> WRITTEN REQUEST
Your task is to reproduce the entries below word for word.

> THE DATA
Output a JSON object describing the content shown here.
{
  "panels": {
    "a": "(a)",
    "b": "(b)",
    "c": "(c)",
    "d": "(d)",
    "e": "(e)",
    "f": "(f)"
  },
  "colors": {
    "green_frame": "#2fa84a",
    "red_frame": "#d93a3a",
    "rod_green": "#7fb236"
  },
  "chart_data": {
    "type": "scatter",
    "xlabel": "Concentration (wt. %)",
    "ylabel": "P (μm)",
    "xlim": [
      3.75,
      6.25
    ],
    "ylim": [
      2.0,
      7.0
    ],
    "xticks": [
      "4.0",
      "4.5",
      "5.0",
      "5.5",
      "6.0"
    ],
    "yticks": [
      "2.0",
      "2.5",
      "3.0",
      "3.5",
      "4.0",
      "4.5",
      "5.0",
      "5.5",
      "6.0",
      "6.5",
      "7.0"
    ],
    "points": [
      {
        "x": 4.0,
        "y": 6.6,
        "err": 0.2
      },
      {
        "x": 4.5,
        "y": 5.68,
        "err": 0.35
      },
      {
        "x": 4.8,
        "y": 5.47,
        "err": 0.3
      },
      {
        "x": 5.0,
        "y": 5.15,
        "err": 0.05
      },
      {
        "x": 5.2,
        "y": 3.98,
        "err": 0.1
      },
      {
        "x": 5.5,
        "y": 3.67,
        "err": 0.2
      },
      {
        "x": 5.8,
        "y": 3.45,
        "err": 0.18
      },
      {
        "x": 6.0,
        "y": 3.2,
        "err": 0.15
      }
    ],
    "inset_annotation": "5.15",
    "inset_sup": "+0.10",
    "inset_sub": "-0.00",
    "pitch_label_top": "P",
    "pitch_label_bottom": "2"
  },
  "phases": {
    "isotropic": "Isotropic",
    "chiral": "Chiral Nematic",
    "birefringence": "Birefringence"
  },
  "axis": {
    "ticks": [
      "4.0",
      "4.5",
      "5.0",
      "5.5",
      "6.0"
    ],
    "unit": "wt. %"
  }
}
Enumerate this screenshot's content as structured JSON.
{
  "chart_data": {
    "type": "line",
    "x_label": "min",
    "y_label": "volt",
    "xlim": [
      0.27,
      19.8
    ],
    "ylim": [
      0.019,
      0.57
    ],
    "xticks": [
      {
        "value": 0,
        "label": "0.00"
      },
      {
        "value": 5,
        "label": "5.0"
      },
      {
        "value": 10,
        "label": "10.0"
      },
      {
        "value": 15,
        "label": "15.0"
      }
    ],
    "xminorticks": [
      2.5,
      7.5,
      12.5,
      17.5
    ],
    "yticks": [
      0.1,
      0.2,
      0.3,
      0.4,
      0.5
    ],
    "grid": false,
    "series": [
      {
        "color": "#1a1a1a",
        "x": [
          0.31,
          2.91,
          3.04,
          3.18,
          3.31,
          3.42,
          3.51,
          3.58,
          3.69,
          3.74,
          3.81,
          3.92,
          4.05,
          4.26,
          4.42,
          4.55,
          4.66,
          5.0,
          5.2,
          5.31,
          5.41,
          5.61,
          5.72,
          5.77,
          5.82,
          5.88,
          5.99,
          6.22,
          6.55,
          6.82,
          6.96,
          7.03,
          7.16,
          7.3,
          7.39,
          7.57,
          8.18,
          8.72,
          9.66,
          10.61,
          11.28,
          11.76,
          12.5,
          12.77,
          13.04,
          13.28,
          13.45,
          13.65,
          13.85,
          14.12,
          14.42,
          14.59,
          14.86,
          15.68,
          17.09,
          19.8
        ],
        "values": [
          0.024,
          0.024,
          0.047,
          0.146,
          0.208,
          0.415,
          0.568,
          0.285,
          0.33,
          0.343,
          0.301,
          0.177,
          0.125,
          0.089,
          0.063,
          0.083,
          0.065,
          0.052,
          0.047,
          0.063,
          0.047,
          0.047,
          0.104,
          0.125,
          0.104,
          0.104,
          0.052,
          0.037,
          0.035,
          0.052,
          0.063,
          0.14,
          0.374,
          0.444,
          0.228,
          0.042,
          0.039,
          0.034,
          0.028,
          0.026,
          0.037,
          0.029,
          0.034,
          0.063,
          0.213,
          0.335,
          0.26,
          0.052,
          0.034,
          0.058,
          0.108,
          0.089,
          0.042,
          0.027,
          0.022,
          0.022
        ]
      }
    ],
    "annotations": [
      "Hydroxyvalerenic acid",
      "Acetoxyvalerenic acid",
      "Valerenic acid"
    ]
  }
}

> SOLUTION TO THIS TASK
Output a JSON object describing the content shown here.
{
  "panels": {
    "a": "(a)",
    "b": "(b)",
    "c": "(c)",
    "d": "(d)",
    "e": "(e)",
    "f": "(f)"
  },
  "colors": {
    "green_frame": "#2fa84a",
    "red_frame": "#d93a3a",
    "rod_green": "#7fb236"
  },
  "chart_data": {
    "type": "scatter",
    "xlabel": "Concentration (wt. %)",
    "ylabel": "P (μm)",
    "xlim": [
      3.75,
      6.25
    ],
    "ylim": [
      2.0,
      7.0
    ],
    "xticks": [
      "4.0",
      "4.5",
      "5.0",
      "5.5",
      "6.0"
    ],
    "yticks": [
      "2.0",
      "2.5",
      "3.0",
      "3.5",
      "4.0",
      "4.5",
      "5.0",
      "5.5",
      "6.0",
      "6.5",
      "7.0"
    ],
    "points": [
      {
        "x": 4.0,
        "y": 6.6,
        "err": 0.2
      },
      {
        "x": 4.5,
        "y": 5.68,
        "err": 0.35
      },
      {
        "x": 4.8,
        "y": 5.47,
        "err": 0.3
      },
      {
        "x": 5.0,
        "y": 5.15,
        "err": 0.05
      },
      {
        "x": 5.2,
        "y": 3.98,
        "err": 0.1
      },
      {
        "x": 5.5,
        "y": 3.67,
        "err": 0.2
      },
      {
        "x": 5.8,
        "y": 3.45,
        "err": 0.18
      },
      {
        "x": 6.0,
        "y": 3.2,
        "err": 0.15
      }
    ],
    "inset_annotation": "5.15",
    "inset_sup": "+0.10",
    "inset_sub": "-0.00",
    "pitch_label_top": "P",
    "pitch_label_bottom": "2"
  },
  "phases": {
    "isotropic": "Isotropic",
    "chiral": "Chiral Nematic",
    "birefringence": "Birefringence"
  },
  "axis": {
    "ticks": [
      "4.0",
      "4.5",
      "5.0",
      "5.5",
      "6.0"
    ],
    "unit": "wt. %"
  }
}
Enumerate this screenshot's content as structured JSON.
{
  "chart_data": {
    "type": "line",
    "x_label": "min",
    "y_label": "volt",
    "xlim": [
      0.27,
      19.8
    ],
    "ylim": [
      0.019,
      0.57
    ],
    "xticks": [
      {
        "value": 0,
        "label": "0.00"
      },
      {
        "value": 5,
        "label": "5.0"
      },
      {
        "value": 10,
        "label": "10.0"
      },
      {
        "value": 15,
        "label": "15.0"
      }
    ],
    "xminorticks": [
      2.5,
      7.5,
      12.5,
      17.5
    ],
    "yticks": [
      0.1,
      0.2,
      0.3,
      0.4,
      0.5
    ],
    "grid": false,
    "series": [
      {
        "color": "#1a1a1a",
        "x": [
          0.31,
          2.91,
          3.04,
          3.18,
          3.31,
          3.42,
          3.51,
          3.58,
          3.69,
          3.74,
          3.81,
          3.92,
          4.05,
          4.26,
          4.42,
          4.55,
          4.66,
          5.0,
          5.2,
          5.31,
          5.41,
          5.61,
          5.72,
          5.77,
          5.82,
          5.88,
          5.99,
          6.22,
          6.55,
          6.82,
          6.96,
          7.03,
          7.16,
          7.3,
          7.39,
          7.57,
          8.18,
          8.72,
          9.66,
          10.61,
          11.28,
          11.76,
          12.5,
          12.77,
          13.04,
          13.28,
          13.45,
          13.65,
          13.85,
          14.12,
          14.42,
          14.59,
          14.86,
          15.68,
          17.09,
          19.8
        ],
        "values": [
          0.024,
          0.024,
          0.047,
          0.146,
          0.208,
          0.415,
          0.568,
          0.285,
          0.33,
          0.343,
          0.301,
          0.177,
          0.125,
          0.089,
          0.063,
          0.083,
          0.065,
          0.052,
          0.047,
          0.063,
          0.047,
          0.047,
          0.104,
          0.125,
          0.104,
          0.104,
          0.052,
          0.037,
          0.035,
          0.052,
          0.063,
          0.14,
          0.374,
          0.444,
          0.228,
          0.042,
          0.039,
          0.034,
          0.028,
          0.026,
          0.037,
          0.029,
          0.034,
          0.063,
          0.213,
          0.335,
          0.26,
          0.052,
          0.034,
          0.058,
          0.108,
          0.089,
          0.042,
          0.027,
          0.022,
          0.022
        ]
      }
    ],
    "annotations": [
      "Hydroxyvalerenic acid",
      "Acetoxyvalerenic acid",
      "Valerenic acid"
    ]
  }
}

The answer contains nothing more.